*OBJECTIVE*.
Retype all of the data. Every line must match exactly.

· · ·

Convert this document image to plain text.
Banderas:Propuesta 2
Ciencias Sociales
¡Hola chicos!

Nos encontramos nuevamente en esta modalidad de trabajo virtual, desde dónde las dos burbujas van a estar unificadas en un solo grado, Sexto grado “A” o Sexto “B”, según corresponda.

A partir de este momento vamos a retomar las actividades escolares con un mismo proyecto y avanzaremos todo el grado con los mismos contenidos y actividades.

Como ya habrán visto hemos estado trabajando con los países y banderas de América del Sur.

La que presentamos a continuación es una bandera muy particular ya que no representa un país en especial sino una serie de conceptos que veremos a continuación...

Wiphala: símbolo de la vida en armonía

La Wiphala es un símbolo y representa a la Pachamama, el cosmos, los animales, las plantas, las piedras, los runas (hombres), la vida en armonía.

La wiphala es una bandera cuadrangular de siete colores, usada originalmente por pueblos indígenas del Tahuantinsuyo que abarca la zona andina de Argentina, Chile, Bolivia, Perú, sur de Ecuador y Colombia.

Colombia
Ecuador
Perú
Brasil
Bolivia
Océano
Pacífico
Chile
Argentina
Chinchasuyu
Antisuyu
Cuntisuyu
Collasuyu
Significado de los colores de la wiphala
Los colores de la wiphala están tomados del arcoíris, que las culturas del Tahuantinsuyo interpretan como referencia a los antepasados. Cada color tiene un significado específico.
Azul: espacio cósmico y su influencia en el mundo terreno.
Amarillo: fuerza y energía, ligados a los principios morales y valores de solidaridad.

· · ·

*OUTPUT BELOW*.
Convert this document image to plain text.
Banderas:Propuesta 2
Ciencias Sociales
¡Hola chicos!

Nos encontramos nuevamente en esta modalidad de trabajo virtual, desde dónde las dos burbujas van a estar unificadas en un solo grado, Sexto grado “A” o Sexto “B”, según corresponda.

A partir de este momento vamos a retomar las actividades escolares con un mismo proyecto y avanzaremos todo el grado con los mismos contenidos y actividades.

Como ya habrán visto hemos estado trabajando con los países y banderas de América del Sur.

La que presentamos a continuación es una bandera muy particular ya que no representa un país en especial sino una serie de conceptos que veremos a continuación...

Wiphala: símbolo de la vida en armonía

La Wiphala es un símbolo y representa a la Pachamama, el cosmos, los animales, las plantas, las piedras, los runas (hombres), la vida en armonía.

La wiphala es una bandera cuadrangular de siete colores, usada originalmente por pueblos indígenas del Tahuantinsuyo que abarca la zona andina de Argentina, Chile, Bolivia, Perú, sur de Ecuador y Colombia.

Colombia
Ecuador
Perú
Brasil
Bolivia
Océano
Pacífico
Chile
Argentina
Chinchasuyu
Antisuyu
Cuntisuyu
Collasuyu
Significado de los colores de la wiphala
Los colores de la wiphala están tomados del arcoíris, que las culturas del Tahuantinsuyo interpretan como referencia a los antepasados. Cada color tiene un significado específico.
Azul: espacio cósmico y su influencia en el mundo terreno.
Amarillo: fuerza y energía, ligados a los principios morales y valores de solidaridad.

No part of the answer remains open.